── The input ──
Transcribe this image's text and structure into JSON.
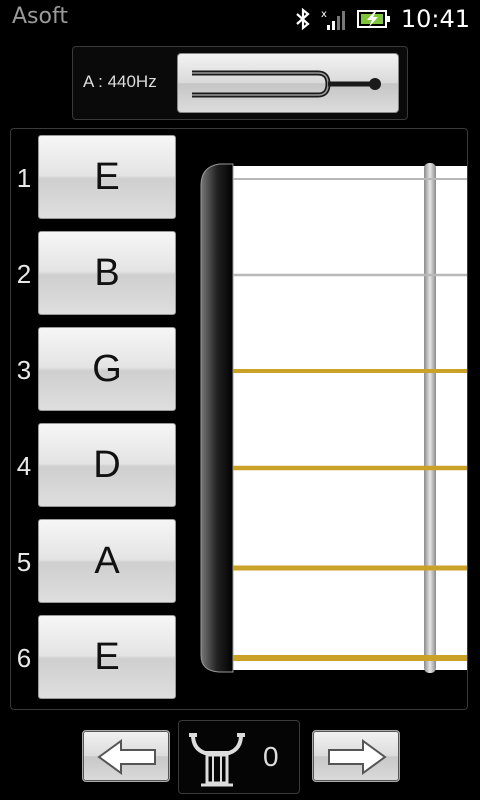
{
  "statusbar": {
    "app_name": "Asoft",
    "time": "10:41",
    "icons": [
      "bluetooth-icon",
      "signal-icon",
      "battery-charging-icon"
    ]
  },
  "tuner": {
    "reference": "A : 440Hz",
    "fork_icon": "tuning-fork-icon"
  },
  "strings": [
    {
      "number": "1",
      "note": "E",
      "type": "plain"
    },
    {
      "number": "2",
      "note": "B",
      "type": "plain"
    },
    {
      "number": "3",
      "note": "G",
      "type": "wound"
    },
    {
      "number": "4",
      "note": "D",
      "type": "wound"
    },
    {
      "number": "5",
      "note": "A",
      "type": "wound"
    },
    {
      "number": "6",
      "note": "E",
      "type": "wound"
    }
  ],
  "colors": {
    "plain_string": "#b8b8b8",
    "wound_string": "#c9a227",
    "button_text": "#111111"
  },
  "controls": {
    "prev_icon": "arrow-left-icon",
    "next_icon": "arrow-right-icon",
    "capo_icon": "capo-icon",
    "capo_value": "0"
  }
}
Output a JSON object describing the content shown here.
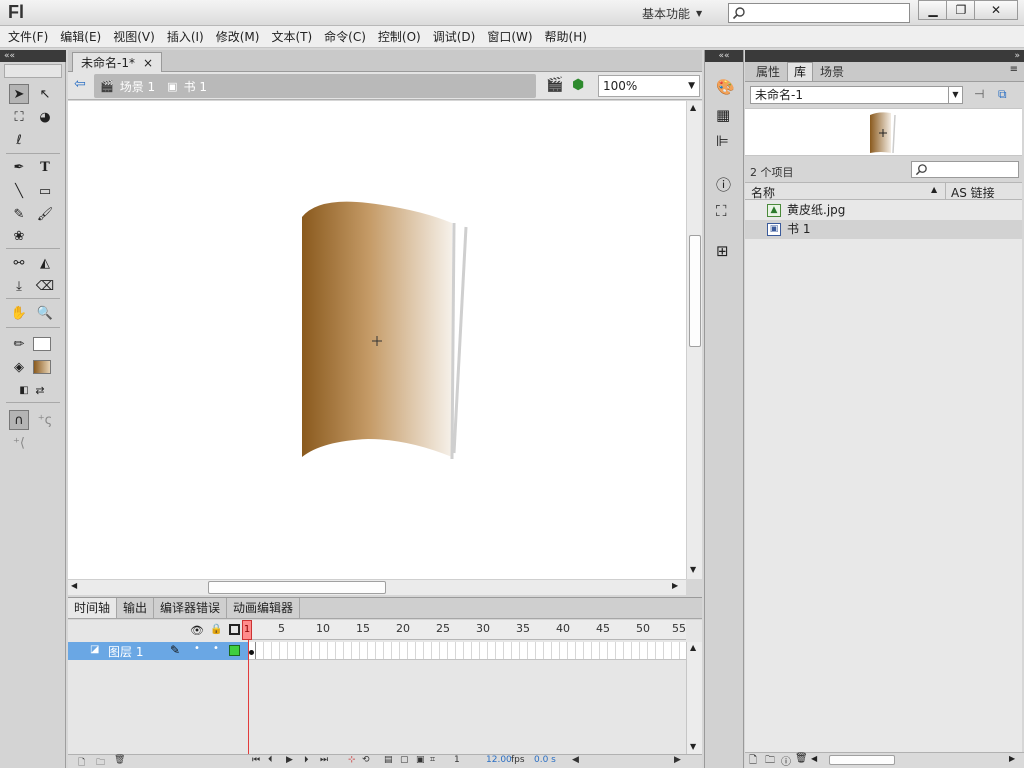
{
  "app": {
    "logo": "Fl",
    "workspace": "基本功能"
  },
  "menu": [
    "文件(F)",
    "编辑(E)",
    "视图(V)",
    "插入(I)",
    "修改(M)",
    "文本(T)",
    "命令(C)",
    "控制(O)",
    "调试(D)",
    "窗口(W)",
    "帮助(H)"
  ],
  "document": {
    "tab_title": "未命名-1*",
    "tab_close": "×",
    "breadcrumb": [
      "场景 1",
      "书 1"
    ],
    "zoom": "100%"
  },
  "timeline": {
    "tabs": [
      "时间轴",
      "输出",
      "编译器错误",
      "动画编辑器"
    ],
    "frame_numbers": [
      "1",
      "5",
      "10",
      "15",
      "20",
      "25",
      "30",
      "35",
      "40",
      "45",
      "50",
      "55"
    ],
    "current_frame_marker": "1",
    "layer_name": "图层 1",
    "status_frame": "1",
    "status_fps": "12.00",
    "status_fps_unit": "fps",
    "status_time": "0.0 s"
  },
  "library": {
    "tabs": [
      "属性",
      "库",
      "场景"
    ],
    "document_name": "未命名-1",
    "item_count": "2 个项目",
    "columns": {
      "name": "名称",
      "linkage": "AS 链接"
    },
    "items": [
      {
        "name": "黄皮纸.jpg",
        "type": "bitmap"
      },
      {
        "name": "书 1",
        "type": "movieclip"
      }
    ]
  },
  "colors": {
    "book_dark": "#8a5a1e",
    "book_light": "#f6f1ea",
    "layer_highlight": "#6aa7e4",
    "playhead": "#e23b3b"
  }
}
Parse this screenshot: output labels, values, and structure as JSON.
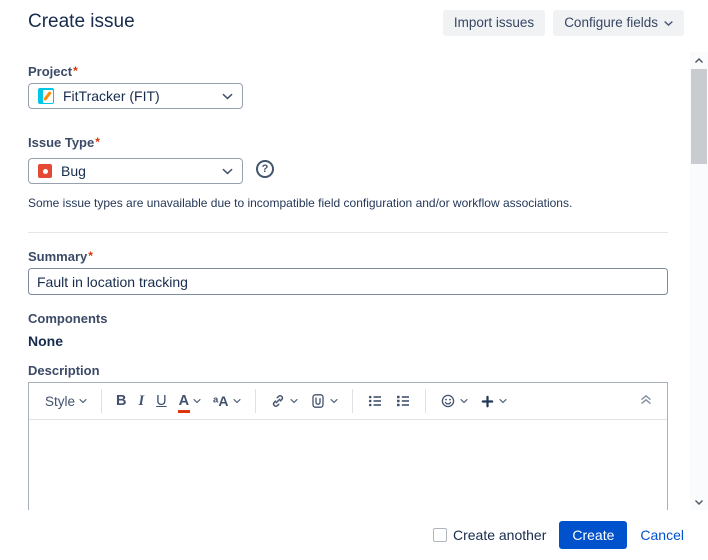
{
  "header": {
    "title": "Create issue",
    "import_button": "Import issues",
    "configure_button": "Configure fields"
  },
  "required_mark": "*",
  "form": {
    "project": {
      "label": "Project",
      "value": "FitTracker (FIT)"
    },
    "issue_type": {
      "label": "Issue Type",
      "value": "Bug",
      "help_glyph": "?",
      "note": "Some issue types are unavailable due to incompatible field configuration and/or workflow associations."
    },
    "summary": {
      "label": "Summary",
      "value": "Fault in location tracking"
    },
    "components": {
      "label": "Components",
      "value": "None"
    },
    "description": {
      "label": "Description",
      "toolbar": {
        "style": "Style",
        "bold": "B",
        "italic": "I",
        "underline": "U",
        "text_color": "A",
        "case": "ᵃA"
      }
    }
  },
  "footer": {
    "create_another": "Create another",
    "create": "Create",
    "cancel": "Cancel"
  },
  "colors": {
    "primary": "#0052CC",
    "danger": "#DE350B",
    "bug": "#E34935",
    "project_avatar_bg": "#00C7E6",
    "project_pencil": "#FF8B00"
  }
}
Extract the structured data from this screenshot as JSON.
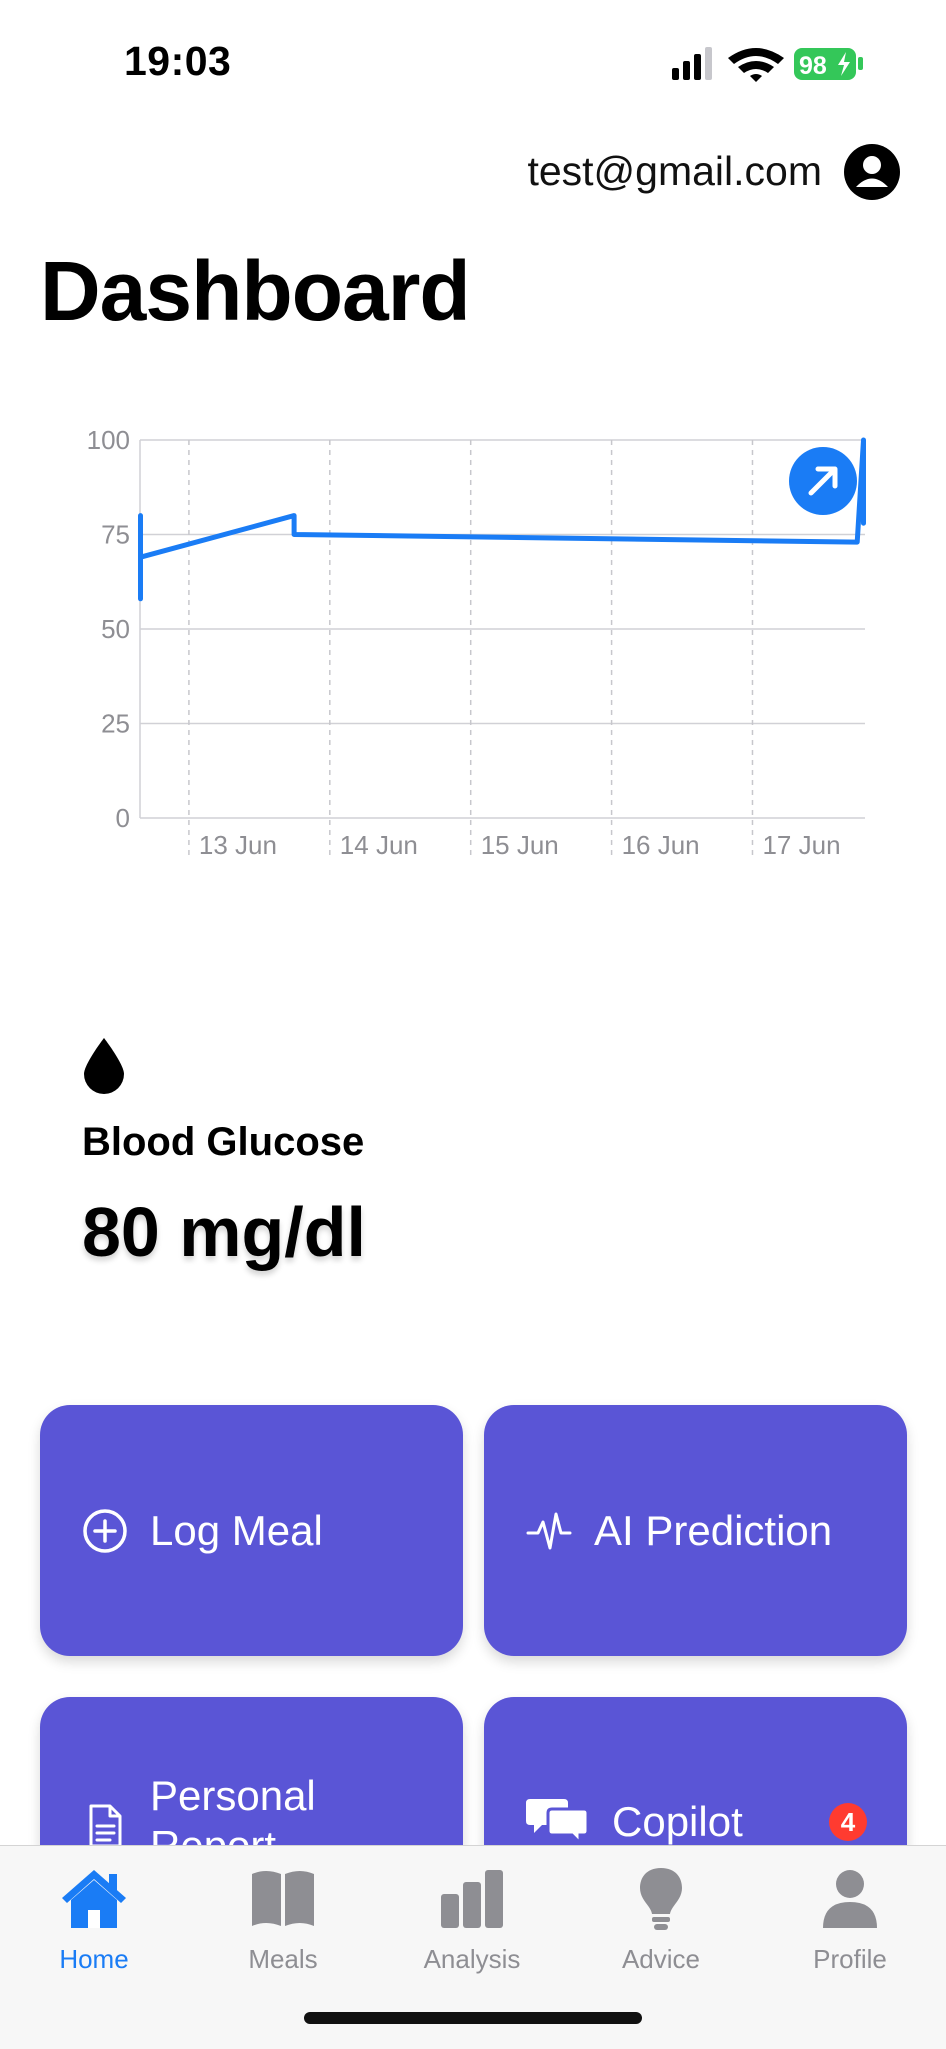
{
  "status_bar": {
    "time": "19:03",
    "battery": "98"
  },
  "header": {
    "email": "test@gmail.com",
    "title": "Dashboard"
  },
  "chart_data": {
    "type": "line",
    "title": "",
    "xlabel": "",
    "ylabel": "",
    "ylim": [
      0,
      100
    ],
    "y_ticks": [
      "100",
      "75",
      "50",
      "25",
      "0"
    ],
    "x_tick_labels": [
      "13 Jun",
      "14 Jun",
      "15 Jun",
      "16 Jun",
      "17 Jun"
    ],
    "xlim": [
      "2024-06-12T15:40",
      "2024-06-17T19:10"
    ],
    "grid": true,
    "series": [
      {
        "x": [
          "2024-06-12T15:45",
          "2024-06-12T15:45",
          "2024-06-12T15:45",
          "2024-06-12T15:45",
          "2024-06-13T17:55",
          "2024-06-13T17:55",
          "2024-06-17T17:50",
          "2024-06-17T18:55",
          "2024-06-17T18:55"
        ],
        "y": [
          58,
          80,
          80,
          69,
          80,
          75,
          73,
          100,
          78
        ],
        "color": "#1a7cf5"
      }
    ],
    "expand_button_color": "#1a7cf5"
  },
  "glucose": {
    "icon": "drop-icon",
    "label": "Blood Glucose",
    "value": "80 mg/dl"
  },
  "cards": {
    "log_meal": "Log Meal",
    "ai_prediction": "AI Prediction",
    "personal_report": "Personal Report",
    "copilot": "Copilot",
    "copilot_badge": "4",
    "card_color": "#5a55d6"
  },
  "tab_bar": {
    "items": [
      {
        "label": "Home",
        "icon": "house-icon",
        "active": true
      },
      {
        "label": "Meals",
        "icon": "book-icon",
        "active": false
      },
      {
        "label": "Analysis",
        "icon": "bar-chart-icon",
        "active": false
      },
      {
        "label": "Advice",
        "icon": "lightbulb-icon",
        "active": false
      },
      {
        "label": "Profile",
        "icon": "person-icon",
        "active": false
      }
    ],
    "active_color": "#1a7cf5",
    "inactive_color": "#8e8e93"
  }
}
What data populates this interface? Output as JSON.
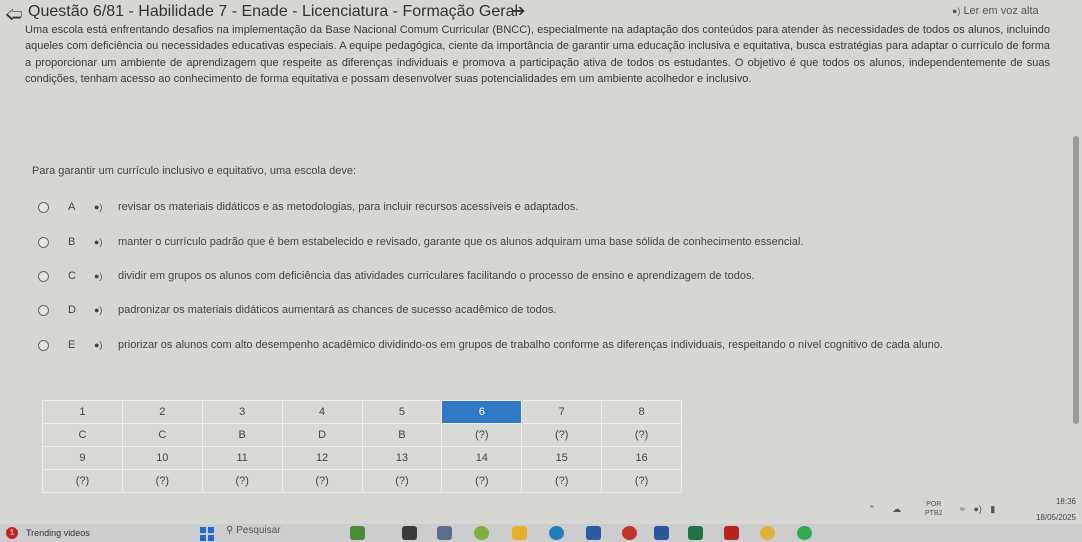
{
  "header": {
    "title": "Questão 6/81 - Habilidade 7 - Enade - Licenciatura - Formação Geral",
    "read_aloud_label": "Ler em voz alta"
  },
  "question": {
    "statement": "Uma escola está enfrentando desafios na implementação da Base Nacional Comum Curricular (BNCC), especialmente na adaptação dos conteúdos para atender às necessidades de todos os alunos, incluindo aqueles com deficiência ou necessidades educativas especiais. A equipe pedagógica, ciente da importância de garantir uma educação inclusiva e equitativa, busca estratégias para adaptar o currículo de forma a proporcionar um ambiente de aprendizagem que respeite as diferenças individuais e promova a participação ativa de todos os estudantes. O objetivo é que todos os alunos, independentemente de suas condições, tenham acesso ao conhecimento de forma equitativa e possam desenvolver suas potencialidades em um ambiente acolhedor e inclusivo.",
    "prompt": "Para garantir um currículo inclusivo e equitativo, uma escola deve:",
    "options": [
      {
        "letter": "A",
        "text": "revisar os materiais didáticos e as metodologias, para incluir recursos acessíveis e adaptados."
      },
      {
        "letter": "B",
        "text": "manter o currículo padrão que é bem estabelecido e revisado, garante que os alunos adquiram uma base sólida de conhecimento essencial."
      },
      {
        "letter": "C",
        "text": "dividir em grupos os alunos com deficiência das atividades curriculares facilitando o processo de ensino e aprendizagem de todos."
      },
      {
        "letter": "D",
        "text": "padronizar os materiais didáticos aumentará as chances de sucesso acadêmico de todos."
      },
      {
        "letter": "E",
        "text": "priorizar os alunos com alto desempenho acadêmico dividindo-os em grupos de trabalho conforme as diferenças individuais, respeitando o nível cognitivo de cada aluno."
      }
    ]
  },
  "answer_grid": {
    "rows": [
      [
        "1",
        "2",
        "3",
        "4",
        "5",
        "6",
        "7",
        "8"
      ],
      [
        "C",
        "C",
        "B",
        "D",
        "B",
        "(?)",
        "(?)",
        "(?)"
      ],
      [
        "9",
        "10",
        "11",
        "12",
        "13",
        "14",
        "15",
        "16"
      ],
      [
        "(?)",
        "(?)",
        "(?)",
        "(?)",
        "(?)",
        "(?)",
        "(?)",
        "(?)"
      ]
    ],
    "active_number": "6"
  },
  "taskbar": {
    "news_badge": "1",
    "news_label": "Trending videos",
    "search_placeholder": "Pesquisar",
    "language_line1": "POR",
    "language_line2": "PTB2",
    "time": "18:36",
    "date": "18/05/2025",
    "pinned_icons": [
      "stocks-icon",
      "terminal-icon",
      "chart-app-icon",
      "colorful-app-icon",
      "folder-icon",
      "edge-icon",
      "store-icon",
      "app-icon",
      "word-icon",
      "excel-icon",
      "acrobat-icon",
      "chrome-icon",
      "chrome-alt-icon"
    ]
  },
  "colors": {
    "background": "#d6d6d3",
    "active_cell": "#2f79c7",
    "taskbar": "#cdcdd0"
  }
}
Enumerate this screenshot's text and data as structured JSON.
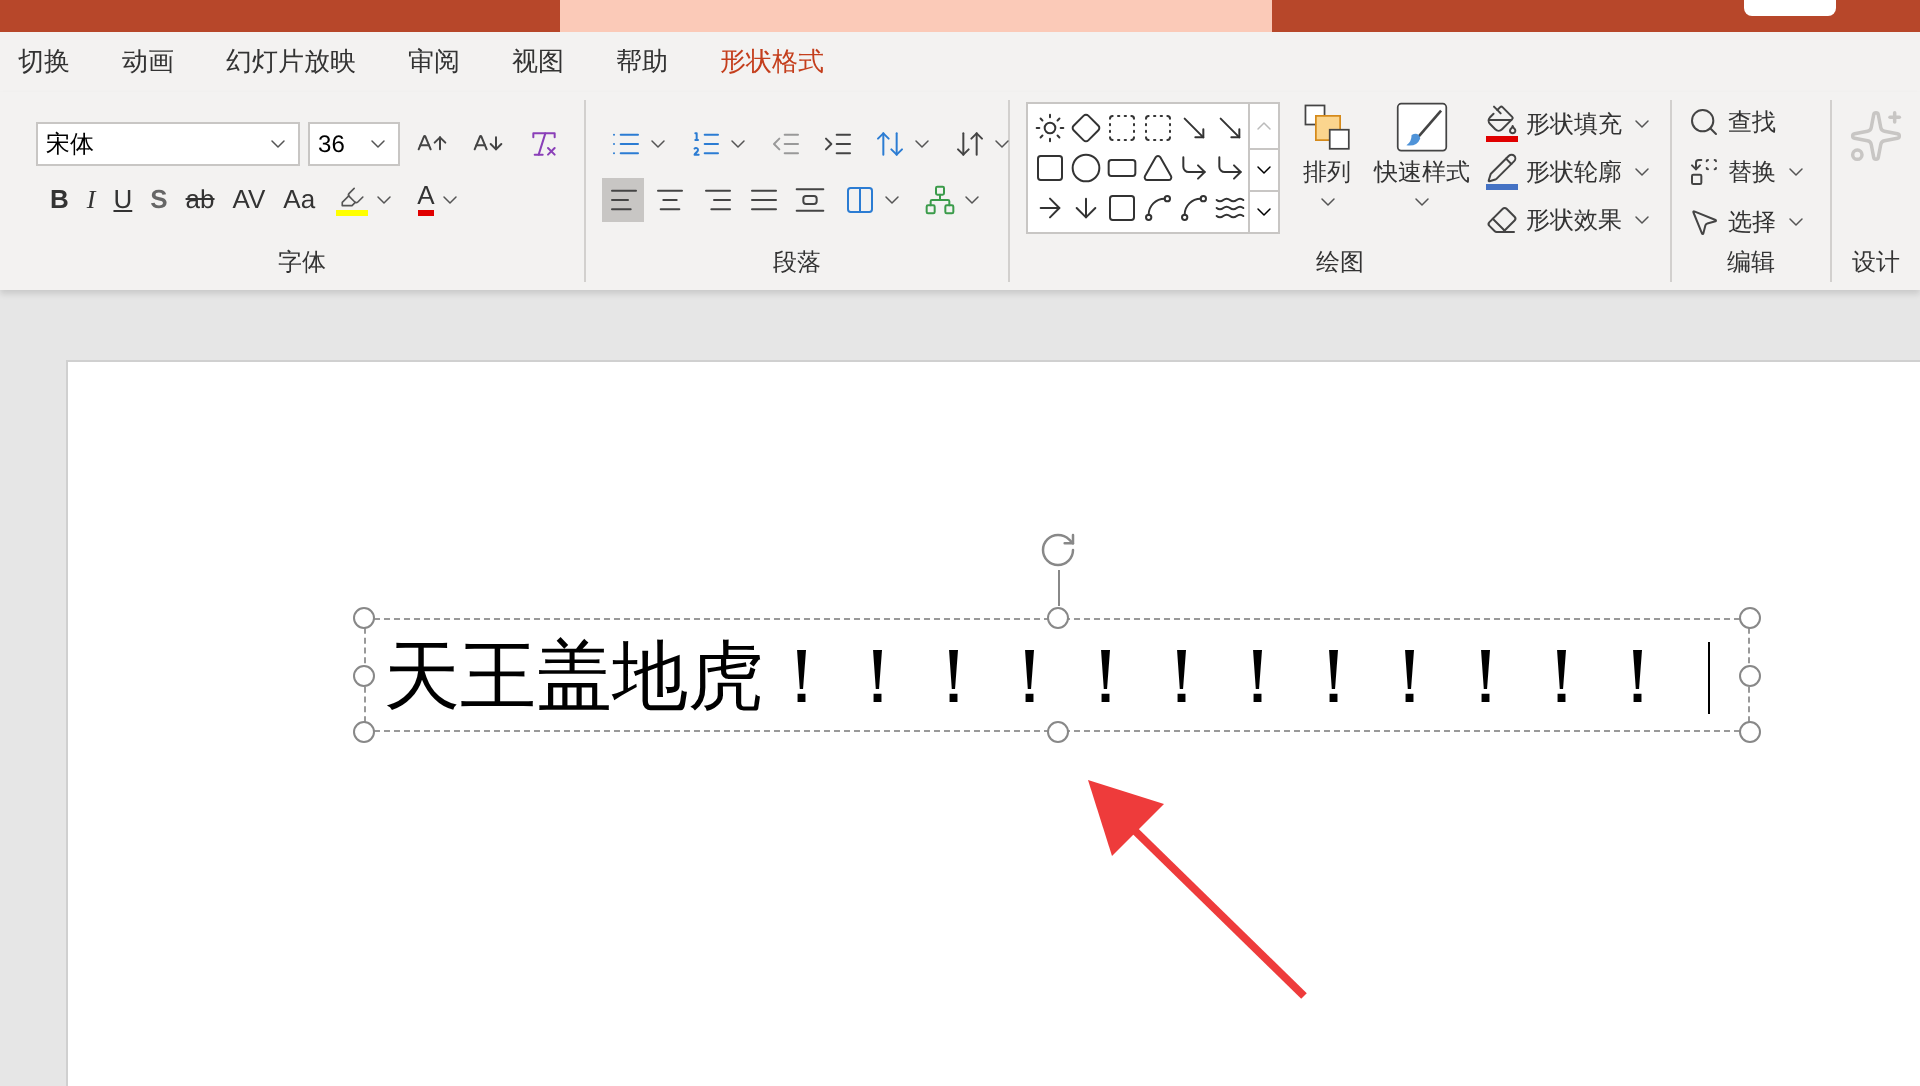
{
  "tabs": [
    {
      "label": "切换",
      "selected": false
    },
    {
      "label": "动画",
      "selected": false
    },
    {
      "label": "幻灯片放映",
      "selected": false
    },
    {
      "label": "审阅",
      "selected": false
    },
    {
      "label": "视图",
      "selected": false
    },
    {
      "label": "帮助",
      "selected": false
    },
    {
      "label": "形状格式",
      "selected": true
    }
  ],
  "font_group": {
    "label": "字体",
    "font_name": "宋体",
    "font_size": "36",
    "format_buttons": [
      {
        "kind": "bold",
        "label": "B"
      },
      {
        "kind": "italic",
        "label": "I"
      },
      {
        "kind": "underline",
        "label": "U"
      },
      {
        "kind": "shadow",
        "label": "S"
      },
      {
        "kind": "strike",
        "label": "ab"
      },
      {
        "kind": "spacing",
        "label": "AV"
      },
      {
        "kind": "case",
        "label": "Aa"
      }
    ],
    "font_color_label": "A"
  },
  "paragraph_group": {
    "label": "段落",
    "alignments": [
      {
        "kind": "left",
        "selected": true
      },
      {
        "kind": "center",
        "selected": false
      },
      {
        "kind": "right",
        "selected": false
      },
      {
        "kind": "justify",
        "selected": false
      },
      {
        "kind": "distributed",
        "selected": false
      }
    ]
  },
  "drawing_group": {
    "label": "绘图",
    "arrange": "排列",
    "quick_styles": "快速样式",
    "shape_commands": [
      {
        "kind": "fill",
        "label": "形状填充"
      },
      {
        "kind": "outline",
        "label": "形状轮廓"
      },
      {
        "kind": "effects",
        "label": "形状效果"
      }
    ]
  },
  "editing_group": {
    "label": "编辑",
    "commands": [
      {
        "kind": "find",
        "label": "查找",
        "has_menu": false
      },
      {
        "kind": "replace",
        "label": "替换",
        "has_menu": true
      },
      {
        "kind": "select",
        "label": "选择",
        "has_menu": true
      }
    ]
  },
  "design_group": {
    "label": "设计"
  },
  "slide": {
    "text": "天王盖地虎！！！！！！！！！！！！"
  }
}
───
Set problem: Say how many lines in this material hold "inclusivo", and say nothing else.

Response to this task: 2